## TASK TO CARRY OUT
Transcribe the records below exactly as they appear, omitting any pictures.

** start of EXTRACTED INFORMATION **

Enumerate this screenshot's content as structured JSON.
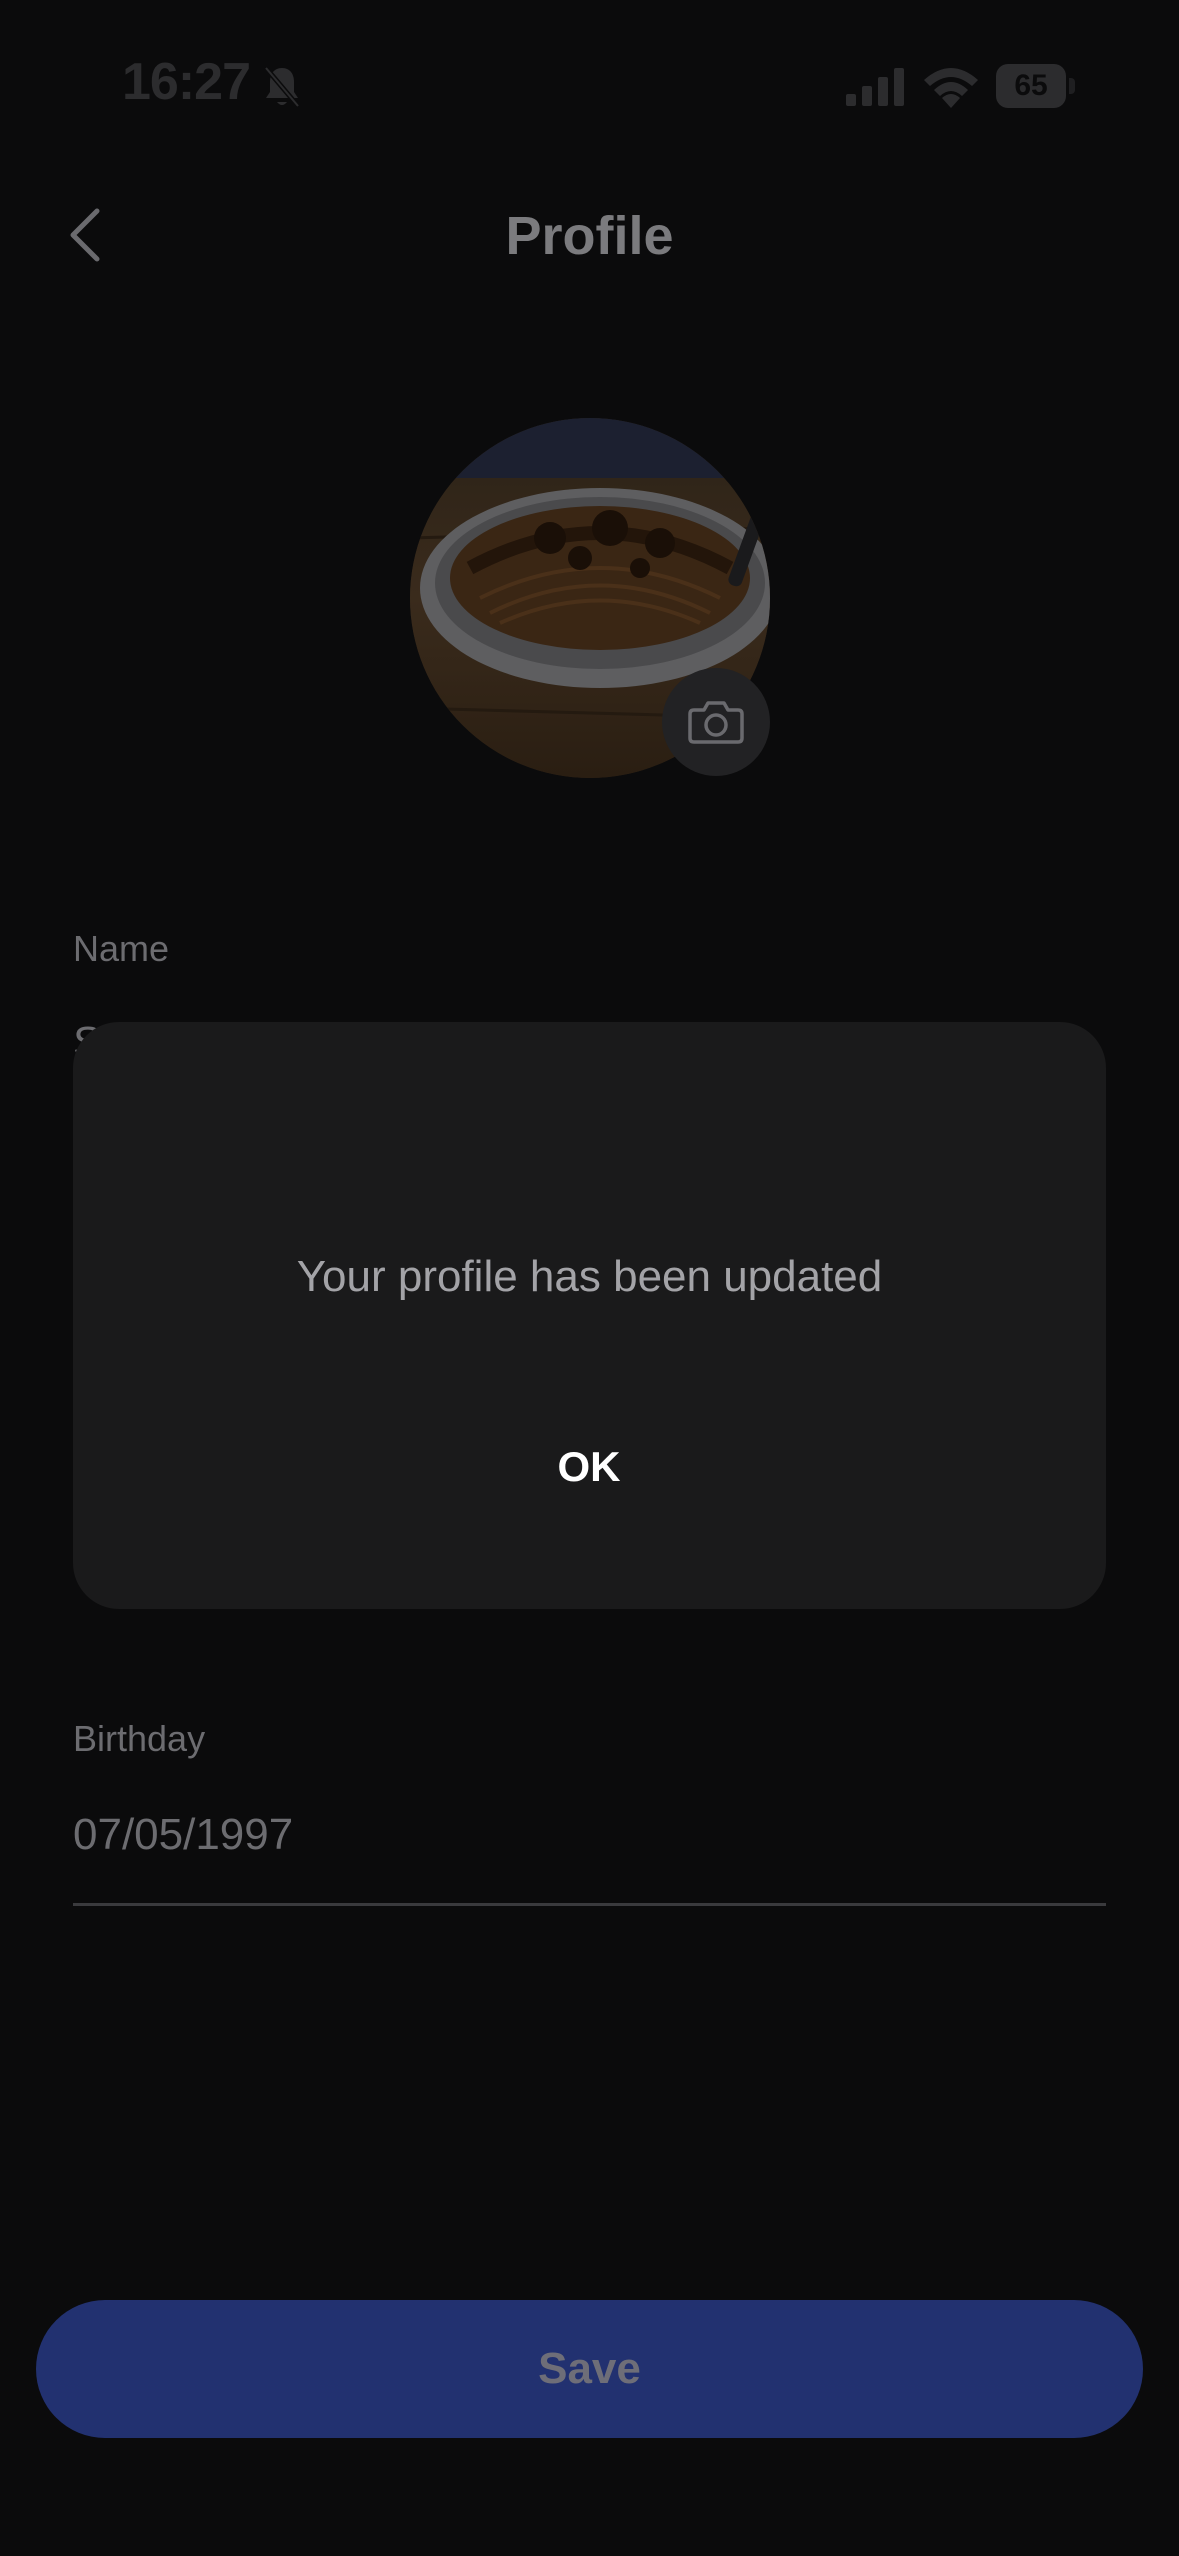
{
  "status_bar": {
    "time": "16:27",
    "battery": "65"
  },
  "header": {
    "title": "Profile"
  },
  "form": {
    "name_label": "Name",
    "name_value_partial": "S",
    "birthday_label": "Birthday",
    "birthday_value": "07/05/1997"
  },
  "dialog": {
    "message": "Your profile has been updated",
    "ok_label": "OK"
  },
  "footer": {
    "save_label": "Save"
  },
  "icons": {
    "back": "chevron-left-icon",
    "camera": "camera-icon",
    "bell_muted": "bell-slash-icon",
    "signal": "cellular-signal-icon",
    "wifi": "wifi-icon",
    "battery": "battery-icon"
  },
  "colors": {
    "background": "#0b0b0c",
    "dialog": "#1a1a1b",
    "save_button": "#223170"
  }
}
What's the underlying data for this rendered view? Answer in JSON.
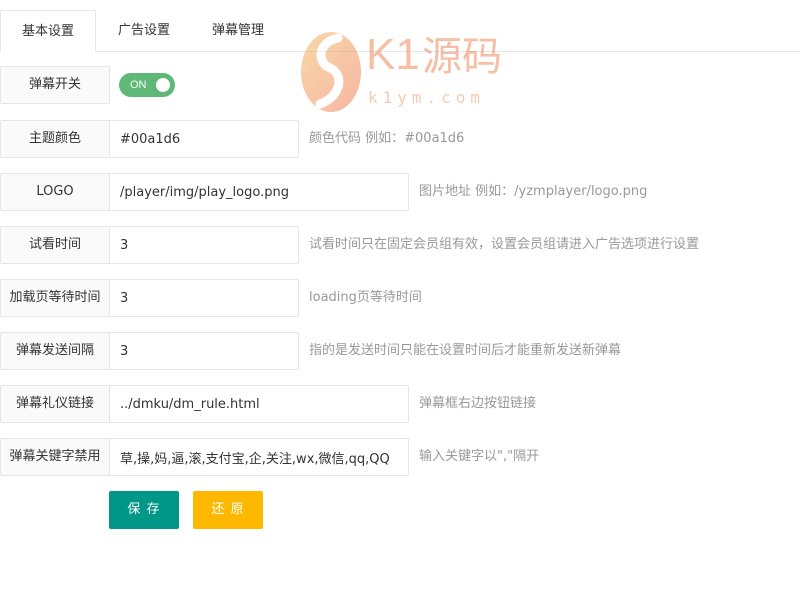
{
  "tabs": [
    "基本设置",
    "广告设置",
    "弹幕管理"
  ],
  "fields": {
    "danmaku_switch": {
      "label": "弹幕开关",
      "value": "ON"
    },
    "theme_color": {
      "label": "主题颜色",
      "value": "#00a1d6",
      "hint": "颜色代码 例如：#00a1d6"
    },
    "logo": {
      "label": "LOGO",
      "value": "/player/img/play_logo.png",
      "hint": "图片地址 例如：/yzmplayer/logo.png"
    },
    "trial_time": {
      "label": "试看时间",
      "value": "3",
      "hint": "试看时间只在固定会员组有效，设置会员组请进入广告选项进行设置"
    },
    "loading_wait": {
      "label": "加载页等待时间",
      "value": "3",
      "hint": "loading页等待时间"
    },
    "send_interval": {
      "label": "弹幕发送间隔",
      "value": "3",
      "hint": "指的是发送时间只能在设置时间后才能重新发送新弹幕"
    },
    "etiquette_link": {
      "label": "弹幕礼仪链接",
      "value": "../dmku/dm_rule.html",
      "hint": "弹幕框右边按钮链接"
    },
    "banned_keywords": {
      "label": "弹幕关键字禁用",
      "value": "草,操,妈,逼,滚,支付宝,企,关注,wx,微信,qq,QQ",
      "hint": "输入关键字以\",\"隔开"
    }
  },
  "buttons": {
    "save": "保 存",
    "reset": "还 原"
  },
  "watermark": {
    "brand_k1": "K1",
    "brand_han": "源码",
    "url": "k1ym.com"
  },
  "colors": {
    "toggle_on": "#5fb878",
    "save": "#009688",
    "reset": "#ffb800",
    "hint": "#999999"
  }
}
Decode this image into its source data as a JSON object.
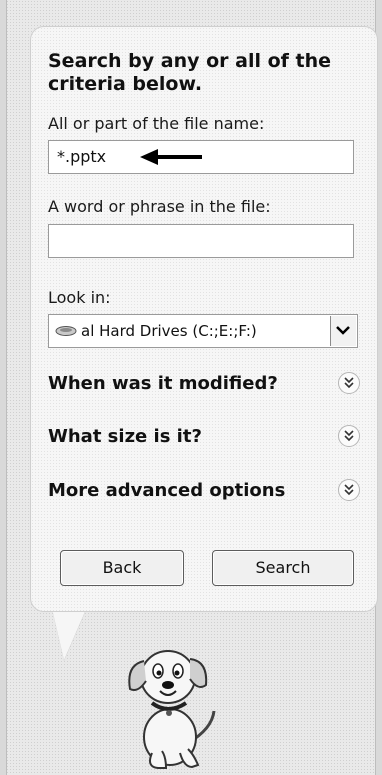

** end of EXTRACTED INFORMATION **

## REPLY TO THE TASK
Enumerate this screenshot's content as structured JSON.
{
  "status_bar": {
    "time": "16:27",
    "battery": "65"
  },
  "header": {
    "title": "Profile"
  },
  "form": {
    "name_label": "Name",
    "name_value_partial": "S",
    "birthday_label": "Birthday",
    "birthday_value": "07/05/1997"
  },
  "dialog": {
    "message": "Your profile has been updated",
    "ok_label": "OK"
  },
  "footer": {
    "save_label": "Save"
  },
  "icons": {
    "back": "chevron-left-icon",
    "camera": "camera-icon",
    "bell_muted": "bell-slash-icon",
    "signal": "cellular-signal-icon",
    "wifi": "wifi-icon",
    "battery": "battery-icon"
  },
  "colors": {
    "background": "#0b0b0c",
    "dialog": "#1a1a1b",
    "save_button": "#223170"
  }
}
What's the underlying data for this rendered view? Answer in JSON.
{
  "tabs": [
    "基本设置",
    "广告设置",
    "弹幕管理"
  ],
  "fields": {
    "danmaku_switch": {
      "label": "弹幕开关",
      "value": "ON"
    },
    "theme_color": {
      "label": "主题颜色",
      "value": "#00a1d6",
      "hint": "颜色代码 例如：#00a1d6"
    },
    "logo": {
      "label": "LOGO",
      "value": "/player/img/play_logo.png",
      "hint": "图片地址 例如：/yzmplayer/logo.png"
    },
    "trial_time": {
      "label": "试看时间",
      "value": "3",
      "hint": "试看时间只在固定会员组有效，设置会员组请进入广告选项进行设置"
    },
    "loading_wait": {
      "label": "加载页等待时间",
      "value": "3",
      "hint": "loading页等待时间"
    },
    "send_interval": {
      "label": "弹幕发送间隔",
      "value": "3",
      "hint": "指的是发送时间只能在设置时间后才能重新发送新弹幕"
    },
    "etiquette_link": {
      "label": "弹幕礼仪链接",
      "value": "../dmku/dm_rule.html",
      "hint": "弹幕框右边按钮链接"
    },
    "banned_keywords": {
      "label": "弹幕关键字禁用",
      "value": "草,操,妈,逼,滚,支付宝,企,关注,wx,微信,qq,QQ",
      "hint": "输入关键字以\",\"隔开"
    }
  },
  "buttons": {
    "save": "保 存",
    "reset": "还 原"
  },
  "watermark": {
    "brand_k1": "K1",
    "brand_han": "源码",
    "url": "k1ym.com"
  },
  "colors": {
    "toggle_on": "#5fb878",
    "save": "#009688",
    "reset": "#ffb800",
    "hint": "#999999"
  }
}
Decode this image into its source data as a JSON object.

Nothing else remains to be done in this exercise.